◆ Available data
____

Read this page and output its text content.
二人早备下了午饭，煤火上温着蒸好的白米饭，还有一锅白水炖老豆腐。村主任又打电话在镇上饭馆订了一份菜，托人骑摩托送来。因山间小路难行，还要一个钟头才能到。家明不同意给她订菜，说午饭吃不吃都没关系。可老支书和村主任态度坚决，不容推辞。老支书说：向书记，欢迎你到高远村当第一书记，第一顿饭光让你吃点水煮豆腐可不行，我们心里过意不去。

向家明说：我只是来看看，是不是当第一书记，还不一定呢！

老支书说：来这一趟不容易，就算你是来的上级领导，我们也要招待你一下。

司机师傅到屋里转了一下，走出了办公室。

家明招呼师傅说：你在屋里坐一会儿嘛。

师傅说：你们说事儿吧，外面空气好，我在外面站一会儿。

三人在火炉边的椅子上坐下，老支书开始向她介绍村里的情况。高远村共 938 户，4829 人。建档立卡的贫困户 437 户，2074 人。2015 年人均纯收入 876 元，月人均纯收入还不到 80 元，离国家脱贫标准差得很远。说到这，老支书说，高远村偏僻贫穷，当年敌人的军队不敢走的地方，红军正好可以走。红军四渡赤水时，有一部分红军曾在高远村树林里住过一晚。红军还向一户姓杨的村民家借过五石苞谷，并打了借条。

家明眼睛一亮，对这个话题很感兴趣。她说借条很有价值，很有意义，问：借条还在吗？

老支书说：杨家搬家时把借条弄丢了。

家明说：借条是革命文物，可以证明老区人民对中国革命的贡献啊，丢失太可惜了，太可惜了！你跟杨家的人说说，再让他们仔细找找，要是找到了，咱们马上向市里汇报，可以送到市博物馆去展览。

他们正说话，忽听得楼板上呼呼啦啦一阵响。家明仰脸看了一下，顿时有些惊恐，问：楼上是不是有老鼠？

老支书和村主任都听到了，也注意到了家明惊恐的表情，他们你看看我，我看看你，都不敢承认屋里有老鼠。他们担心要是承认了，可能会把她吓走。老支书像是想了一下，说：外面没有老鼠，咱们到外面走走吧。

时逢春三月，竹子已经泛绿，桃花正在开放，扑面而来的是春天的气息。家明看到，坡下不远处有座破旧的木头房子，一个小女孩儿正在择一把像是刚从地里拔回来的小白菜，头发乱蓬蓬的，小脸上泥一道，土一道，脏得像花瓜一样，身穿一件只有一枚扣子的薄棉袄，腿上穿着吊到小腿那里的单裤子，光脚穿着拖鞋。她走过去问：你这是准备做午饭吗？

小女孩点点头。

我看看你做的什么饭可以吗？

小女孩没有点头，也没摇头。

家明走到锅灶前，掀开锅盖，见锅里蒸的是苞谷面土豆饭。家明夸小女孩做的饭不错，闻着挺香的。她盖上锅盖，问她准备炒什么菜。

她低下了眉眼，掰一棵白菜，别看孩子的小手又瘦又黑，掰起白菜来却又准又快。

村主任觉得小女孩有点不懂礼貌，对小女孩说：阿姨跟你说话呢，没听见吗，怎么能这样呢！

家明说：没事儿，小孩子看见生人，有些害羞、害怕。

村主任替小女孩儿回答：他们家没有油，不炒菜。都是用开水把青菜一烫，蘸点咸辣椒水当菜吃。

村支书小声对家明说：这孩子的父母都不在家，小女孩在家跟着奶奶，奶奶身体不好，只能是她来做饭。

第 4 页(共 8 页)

____

◆ Short exercise
Which lines include the word "老支书说"? List them all.

◆ Exercise output
二人早备下了午饭，煤火上温着蒸好的白米饭，还有一锅白水炖老豆腐。村主任又打电话在镇上饭馆订了一份菜，托人骑摩托送来。因山间小路难行，还要一个钟头才能到。家明不同意给她订菜，说午饭吃不吃都没关系。可老支书和村主任态度坚决，不容推辞。老支书说：向书记，欢迎你到高远村当第一书记，第一顿饭光让你吃点水煮豆腐可不行，我们心里过意不去。
老支书说：来这一趟不容易，就算你是来的上级领导，我们也要招待你一下。
三人在火炉边的椅子上坐下，老支书开始向她介绍村里的情况。高远村共 938 户，4829 人。建档立卡的贫困户 437 户，2074 人。2015 年人均纯收入 876 元，月人均纯收入还不到 80 元，离国家脱贫标准差得很远。说到这，老支书说，高远村偏僻贫穷，当年敌人的军队不敢走的地方，红军正好可以走。红军四渡赤水时，有一部分红军曾在高远村树林里住过一晚。红军还向一户姓杨的村民家借过五石苞谷，并打了借条。
老支书说：杨家搬家时把借条弄丢了。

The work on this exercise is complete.